## GIVEN EXERCISE 1
Update the text on this year's deaths below from "Death happens. It" to "Oh, what then?", putting "holiday" in place of "vacation".

## TEXT SHOWN
-=-=-=-=-
Death happens. It takes, as they say, no vacation, and where the hell would it go if it did? But when it also takes so much that’s good in a time when good seems to be struggling to find its unsure footing going forward, what then? Oh, what then?
I’m just saying leave the best ones alone, 2019. You have a chance to be a reasonable year, regardless of any Mueller indictments. Take a 365-day opportunity to show you have some decency; leave this darkening world its irreplaceable columns of light. There was only one Queen of Soul, goddammit. And we don’t get no second Dennis Edwards or Gregg Allman. There’s no second-string Dolores O’Riordan, Lovebug Starski or Pete Shelley. And there sure as shit ain’t no replacement Prince, Chuck Berry or Fats Domino.
So for fuck’s sake, be your own year. Don’t feel like you have to compete here. Besides, who wants to be the year that took out a beloved cinema icon like Burt Reynolds anyway? (And fuck you, 2018, for that as well.)
But hell, if you just can’t keep death off his trusty pale horse, if you just have to sucker-punch the life out of something, then how about remembering the perpetually unfortunate fact that Ted Nugent is still with us? I mean, it’s not like the guy ever gives anyone much chance to forget it …
I’m not implying you should fix that or anything. But.
-=-=-=-=-
(Layout records)
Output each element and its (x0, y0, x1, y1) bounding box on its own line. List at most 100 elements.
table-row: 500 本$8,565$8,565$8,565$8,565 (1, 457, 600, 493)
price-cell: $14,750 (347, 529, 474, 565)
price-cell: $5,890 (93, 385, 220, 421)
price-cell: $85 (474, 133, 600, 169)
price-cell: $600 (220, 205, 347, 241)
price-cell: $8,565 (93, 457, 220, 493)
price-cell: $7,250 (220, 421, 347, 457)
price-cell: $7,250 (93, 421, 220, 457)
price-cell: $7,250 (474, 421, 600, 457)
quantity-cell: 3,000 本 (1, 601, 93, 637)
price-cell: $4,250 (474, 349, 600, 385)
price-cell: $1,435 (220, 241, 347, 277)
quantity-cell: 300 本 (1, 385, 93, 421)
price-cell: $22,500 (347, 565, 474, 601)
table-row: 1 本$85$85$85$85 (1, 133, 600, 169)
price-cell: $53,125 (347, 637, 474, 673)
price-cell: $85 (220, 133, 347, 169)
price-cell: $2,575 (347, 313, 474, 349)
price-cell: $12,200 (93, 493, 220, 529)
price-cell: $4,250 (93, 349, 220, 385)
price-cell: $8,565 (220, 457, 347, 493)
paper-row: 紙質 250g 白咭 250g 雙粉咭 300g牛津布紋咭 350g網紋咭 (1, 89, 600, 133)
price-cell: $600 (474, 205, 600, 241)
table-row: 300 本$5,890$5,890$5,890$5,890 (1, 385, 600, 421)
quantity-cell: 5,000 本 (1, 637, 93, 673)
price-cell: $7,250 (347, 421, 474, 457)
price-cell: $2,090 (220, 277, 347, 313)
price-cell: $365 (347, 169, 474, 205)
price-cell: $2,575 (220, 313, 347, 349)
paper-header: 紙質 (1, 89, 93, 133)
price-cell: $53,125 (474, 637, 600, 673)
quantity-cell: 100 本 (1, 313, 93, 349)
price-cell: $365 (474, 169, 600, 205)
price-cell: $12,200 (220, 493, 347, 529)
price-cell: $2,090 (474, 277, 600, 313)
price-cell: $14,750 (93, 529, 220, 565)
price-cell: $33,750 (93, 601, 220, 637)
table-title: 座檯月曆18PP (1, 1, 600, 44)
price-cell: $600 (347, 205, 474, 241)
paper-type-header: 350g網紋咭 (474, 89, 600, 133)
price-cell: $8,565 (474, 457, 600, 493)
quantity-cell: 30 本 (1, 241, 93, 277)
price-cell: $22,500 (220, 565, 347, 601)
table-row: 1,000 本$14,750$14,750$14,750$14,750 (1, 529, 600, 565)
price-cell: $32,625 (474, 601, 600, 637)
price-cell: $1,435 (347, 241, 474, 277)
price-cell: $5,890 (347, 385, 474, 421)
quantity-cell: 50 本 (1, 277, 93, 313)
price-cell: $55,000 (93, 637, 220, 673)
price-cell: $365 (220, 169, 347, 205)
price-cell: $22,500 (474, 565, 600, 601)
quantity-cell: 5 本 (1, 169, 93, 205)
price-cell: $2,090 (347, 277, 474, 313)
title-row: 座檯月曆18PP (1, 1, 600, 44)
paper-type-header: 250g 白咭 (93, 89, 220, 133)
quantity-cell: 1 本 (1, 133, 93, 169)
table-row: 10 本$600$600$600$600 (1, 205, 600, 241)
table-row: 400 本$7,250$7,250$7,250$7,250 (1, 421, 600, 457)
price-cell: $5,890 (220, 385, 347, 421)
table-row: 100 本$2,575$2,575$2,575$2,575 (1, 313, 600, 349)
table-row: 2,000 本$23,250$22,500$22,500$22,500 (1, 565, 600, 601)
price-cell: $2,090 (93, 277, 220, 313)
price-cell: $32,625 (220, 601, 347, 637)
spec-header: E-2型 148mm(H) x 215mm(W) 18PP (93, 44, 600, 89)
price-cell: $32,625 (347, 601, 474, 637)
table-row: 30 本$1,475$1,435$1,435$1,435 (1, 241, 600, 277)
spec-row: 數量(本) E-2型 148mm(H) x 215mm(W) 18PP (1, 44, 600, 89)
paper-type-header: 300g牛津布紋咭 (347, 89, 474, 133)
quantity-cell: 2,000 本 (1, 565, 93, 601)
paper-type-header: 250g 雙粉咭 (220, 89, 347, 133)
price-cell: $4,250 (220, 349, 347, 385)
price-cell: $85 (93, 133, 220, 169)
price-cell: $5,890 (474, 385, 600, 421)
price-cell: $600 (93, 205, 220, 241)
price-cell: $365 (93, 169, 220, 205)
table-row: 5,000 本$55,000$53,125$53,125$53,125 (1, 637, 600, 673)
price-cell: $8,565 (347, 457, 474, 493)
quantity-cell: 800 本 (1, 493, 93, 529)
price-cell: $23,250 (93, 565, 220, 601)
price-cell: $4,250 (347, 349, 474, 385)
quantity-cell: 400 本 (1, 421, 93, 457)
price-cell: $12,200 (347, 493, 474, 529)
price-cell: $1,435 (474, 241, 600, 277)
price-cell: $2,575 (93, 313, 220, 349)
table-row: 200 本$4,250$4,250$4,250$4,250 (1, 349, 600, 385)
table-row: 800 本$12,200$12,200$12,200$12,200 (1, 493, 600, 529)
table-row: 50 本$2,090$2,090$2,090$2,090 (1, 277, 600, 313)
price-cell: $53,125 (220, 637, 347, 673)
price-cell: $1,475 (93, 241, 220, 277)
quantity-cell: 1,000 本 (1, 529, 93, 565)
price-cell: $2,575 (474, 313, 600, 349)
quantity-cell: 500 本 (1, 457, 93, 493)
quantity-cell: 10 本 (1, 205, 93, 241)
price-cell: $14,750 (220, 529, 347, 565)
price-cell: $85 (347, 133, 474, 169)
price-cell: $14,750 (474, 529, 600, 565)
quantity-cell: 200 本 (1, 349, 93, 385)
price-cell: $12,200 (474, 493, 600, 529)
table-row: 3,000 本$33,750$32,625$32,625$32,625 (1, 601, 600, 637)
-=-=-=-=-
## GIVEN EXERCISE 2
Reproduce the layout records above word for word, from their first line through the line with "price-cell: $85 (474, 133, 600, 169)", including both.

## REPLY 1
Death happens. It takes, as they say, no holiday, and where the hell would it go if it did? But when it also takes so much that’s good in a time when good seems to be struggling to find its unsure footing going forward, what then? Oh, what then?

## REPLY 2
Output each element and its (x0, y0, x1, y1) bounding box on its own line. List at most 100 elements.
table-row: 500 本$8,565$8,565$8,565$8,565 (1, 457, 600, 493)
price-cell: $14,750 (347, 529, 474, 565)
price-cell: $5,890 (93, 385, 220, 421)
price-cell: $85 (474, 133, 600, 169)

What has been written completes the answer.